## OBJETIVO DE LA TAREA:
Prolonga el texto sobre Barbarilandia y el marxismo, que aparece más abajo bajo el encabezado «Texto para revisar», comenzando justo después de su última oración.

## TEXTO PARA REVISAR:

SOLO EL CAOS NOS HARÁ LIBRES.



SOLO EL CAOS NOS HARÁ LIBRES.

La gente se pregunta por la solución al problema que aqueja a Barbarilandia, suponen que tenemos un problema de delincuencia, lo que demuestra su ignorancia. Es difícil explicar algo a gente que ni entiende lo que lee, ni se interesa por aprender, salvo que sea el manual del celular o el televisor. No existe solución porque no existe tal problema. Lo que existe es una ideología criminal llamada marxismo, que se hizo manifiesta desde la revolución Rusa, ha llegado hasta nuestros días y continuará con nosotros por los siglos de los siglos, amen. Existe una realidad que no se quiere ver, que no se menciona por miedo. Se quiere creer que, como le explicaba Andrés a Sebastián, al no nombrar a los comunistas, estos desparecerán. El problema es que no desaparecen, se fortalecen.

## CONJUNTO DE DATOS:
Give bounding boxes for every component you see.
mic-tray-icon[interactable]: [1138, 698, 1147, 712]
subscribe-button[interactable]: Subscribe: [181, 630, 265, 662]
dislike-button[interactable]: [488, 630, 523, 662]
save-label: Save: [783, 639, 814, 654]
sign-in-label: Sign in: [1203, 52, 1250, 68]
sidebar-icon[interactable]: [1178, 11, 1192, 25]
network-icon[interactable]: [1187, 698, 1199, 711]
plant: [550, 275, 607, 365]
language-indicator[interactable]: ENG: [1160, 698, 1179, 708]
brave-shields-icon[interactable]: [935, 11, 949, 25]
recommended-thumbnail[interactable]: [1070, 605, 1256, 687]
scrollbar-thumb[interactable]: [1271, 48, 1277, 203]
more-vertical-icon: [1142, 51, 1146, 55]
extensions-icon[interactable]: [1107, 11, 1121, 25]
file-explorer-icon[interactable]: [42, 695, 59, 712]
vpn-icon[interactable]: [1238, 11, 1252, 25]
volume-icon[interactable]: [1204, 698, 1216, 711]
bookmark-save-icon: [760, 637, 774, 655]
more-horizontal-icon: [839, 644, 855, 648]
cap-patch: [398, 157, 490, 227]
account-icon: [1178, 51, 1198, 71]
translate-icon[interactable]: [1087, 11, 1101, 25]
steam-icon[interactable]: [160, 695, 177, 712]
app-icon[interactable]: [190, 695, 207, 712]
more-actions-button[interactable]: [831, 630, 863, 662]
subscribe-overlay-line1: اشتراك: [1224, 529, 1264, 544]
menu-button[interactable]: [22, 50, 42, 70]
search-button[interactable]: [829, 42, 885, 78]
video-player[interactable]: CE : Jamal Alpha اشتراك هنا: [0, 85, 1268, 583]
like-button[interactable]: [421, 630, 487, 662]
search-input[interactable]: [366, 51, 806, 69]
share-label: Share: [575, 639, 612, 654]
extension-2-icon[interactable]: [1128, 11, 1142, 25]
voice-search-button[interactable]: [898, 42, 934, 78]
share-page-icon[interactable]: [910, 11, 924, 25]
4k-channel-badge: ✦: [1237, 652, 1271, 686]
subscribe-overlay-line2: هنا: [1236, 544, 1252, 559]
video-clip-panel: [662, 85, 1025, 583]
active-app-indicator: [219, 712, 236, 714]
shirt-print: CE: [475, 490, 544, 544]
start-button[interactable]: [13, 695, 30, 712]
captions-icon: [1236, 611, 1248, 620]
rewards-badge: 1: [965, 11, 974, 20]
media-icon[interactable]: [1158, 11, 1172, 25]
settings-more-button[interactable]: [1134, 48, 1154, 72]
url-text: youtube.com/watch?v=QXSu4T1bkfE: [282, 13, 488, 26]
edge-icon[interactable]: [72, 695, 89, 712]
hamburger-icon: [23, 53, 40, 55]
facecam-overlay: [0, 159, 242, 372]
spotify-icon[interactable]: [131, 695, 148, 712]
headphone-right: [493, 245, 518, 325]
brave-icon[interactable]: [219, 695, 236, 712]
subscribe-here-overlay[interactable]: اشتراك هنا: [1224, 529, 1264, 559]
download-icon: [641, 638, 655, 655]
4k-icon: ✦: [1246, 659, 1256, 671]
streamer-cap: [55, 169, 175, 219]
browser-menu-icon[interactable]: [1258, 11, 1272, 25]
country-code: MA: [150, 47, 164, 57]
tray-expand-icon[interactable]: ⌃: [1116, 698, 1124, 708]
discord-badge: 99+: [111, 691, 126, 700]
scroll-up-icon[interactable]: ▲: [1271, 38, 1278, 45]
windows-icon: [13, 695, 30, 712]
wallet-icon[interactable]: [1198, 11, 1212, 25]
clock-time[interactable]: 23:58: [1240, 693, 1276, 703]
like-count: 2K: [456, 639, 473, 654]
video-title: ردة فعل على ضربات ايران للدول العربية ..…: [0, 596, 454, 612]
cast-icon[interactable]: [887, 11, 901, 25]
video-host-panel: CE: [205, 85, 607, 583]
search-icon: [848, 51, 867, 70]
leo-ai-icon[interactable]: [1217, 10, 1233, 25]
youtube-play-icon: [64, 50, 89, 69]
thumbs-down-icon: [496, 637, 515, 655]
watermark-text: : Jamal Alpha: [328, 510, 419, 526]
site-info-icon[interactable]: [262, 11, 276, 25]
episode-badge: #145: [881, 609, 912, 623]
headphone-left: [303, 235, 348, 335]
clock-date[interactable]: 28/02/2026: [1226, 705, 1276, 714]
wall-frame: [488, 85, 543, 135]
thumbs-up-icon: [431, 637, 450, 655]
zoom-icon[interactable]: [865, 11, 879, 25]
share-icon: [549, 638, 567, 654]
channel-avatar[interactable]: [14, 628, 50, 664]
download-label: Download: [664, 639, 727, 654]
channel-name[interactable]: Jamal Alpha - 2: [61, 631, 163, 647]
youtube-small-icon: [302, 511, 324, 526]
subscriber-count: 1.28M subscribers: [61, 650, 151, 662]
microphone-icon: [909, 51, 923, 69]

## ESPACIO DE RESPUESTA:
Nuestro problema consiste en haber difundido una historia falsa durante treinta años. La UP fue la buena y democrática, y el Gobierno Militar el malo ¡El famoso modelo es el problema!, y la Constitución, claro. Allende tiene estatua y Pinochet denostación pública por unos y otros. No señores, la Dictadura no fue tal, yo la viví, fue un gobierno de militares pedido por civiles, apoyado por civiles y, durante casi toda su gestión, por la mayoría de la gente. El “retorno a la democracia” estaba pactado desde 1980 y se logró gracias a Pinochet y no a pesar de él. Los políticos no nos trajeron la democracia, se apropiaron de ella.

Poco a poco, desmantelar el “Modelo Heredado de la Dictadura” significó entregar poder y recursos ilimitados a la “Alianza Público Privada” que se tomó el país, significó agrandar el Estado hasta límites abusivos e irracionales, donde cientos de miles de burócratas, la parentela y los compañeros de ruta, se han enriquecido a costa del dinero de los contribuyentes, que en lugar de ir a parar a los bolsillos de los pobres, se destinó a gasto burocrático, derroche y robo a mansalva.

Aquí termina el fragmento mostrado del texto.